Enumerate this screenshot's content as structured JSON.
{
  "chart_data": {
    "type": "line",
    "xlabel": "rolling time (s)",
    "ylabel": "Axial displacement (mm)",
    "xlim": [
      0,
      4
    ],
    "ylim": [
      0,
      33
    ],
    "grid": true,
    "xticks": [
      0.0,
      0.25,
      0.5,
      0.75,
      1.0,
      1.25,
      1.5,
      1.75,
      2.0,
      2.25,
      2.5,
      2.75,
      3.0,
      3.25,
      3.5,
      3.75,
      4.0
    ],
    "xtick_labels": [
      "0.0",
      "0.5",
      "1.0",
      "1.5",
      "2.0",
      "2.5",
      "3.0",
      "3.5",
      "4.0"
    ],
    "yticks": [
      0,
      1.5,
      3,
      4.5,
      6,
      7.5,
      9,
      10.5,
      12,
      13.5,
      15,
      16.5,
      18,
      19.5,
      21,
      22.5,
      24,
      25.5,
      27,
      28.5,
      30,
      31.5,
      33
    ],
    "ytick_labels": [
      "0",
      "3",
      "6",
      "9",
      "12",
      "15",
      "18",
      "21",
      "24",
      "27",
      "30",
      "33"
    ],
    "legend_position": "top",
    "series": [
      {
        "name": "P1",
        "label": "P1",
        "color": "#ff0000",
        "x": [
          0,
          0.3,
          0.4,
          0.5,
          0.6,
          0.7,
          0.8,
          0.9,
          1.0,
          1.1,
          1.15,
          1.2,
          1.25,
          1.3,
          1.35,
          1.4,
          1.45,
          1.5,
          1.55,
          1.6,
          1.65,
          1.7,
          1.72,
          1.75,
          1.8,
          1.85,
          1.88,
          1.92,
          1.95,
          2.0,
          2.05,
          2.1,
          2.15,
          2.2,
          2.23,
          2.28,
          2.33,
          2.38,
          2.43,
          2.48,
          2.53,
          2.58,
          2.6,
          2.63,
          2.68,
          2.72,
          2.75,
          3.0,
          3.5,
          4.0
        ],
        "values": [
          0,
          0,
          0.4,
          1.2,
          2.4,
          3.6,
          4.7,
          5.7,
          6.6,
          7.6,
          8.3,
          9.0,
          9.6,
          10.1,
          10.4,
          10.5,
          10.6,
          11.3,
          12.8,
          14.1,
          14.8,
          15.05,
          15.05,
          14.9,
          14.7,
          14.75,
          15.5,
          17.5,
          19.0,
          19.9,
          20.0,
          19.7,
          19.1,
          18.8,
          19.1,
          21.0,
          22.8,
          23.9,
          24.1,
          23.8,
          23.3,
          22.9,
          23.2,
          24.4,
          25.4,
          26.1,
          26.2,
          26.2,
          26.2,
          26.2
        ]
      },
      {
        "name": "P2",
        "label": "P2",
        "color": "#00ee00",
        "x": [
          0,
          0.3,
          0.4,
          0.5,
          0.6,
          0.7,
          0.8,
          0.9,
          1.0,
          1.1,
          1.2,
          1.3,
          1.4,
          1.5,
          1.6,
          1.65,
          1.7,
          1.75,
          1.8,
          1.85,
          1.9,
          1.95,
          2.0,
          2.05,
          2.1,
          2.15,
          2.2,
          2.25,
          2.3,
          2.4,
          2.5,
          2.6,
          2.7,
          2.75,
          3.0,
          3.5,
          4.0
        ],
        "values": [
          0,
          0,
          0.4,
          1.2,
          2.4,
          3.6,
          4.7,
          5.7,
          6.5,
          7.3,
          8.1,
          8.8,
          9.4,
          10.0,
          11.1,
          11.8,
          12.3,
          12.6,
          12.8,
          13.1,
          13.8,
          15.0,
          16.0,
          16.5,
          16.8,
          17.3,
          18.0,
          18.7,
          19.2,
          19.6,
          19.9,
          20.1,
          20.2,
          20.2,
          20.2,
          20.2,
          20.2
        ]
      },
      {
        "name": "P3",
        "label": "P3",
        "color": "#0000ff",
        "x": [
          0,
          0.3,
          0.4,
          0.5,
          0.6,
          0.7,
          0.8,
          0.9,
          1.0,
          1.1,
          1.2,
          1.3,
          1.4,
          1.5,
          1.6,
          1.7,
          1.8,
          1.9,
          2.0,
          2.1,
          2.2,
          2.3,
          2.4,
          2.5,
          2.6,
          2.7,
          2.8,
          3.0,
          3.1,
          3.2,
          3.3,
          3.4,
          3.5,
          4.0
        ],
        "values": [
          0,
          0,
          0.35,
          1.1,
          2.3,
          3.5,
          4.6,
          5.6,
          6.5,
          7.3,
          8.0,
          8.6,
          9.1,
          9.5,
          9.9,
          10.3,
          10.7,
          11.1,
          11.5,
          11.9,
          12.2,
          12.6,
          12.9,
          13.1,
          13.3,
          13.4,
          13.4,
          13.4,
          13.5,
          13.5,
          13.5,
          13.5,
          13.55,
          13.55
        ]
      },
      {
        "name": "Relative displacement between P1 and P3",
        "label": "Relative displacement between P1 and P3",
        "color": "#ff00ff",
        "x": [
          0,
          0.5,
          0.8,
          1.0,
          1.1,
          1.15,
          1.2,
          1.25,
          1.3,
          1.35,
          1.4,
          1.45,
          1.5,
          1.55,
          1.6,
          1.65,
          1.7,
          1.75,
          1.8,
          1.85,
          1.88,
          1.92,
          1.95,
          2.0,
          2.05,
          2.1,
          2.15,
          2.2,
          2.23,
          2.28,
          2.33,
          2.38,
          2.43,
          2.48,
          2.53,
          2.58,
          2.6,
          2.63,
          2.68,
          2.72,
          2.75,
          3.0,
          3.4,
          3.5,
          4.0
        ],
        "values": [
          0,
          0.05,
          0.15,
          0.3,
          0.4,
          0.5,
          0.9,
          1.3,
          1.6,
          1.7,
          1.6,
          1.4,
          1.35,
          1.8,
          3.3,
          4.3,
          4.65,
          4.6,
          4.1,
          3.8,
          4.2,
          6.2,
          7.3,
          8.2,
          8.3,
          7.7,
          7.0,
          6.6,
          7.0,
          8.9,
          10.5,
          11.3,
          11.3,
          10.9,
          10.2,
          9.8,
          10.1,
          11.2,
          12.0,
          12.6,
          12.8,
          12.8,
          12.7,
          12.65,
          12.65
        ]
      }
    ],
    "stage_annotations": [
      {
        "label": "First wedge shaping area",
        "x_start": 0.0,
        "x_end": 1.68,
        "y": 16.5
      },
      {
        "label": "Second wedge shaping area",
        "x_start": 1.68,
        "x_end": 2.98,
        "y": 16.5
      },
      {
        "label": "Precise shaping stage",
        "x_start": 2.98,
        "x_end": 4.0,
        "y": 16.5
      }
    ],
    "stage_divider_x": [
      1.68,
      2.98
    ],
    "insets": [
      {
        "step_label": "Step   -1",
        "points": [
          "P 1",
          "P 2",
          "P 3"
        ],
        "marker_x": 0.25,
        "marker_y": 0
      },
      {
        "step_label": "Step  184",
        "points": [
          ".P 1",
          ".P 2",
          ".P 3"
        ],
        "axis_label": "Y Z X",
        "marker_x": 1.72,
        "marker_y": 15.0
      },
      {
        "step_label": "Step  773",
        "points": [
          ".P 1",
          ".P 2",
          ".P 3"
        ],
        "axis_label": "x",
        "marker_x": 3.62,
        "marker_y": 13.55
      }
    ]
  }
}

> YOUR TASK
Filter the listing for the word "wedge" and copy every line that holds it.

> REPLY
        "label": "First wedge shaping area",
        "label": "Second wedge shaping area",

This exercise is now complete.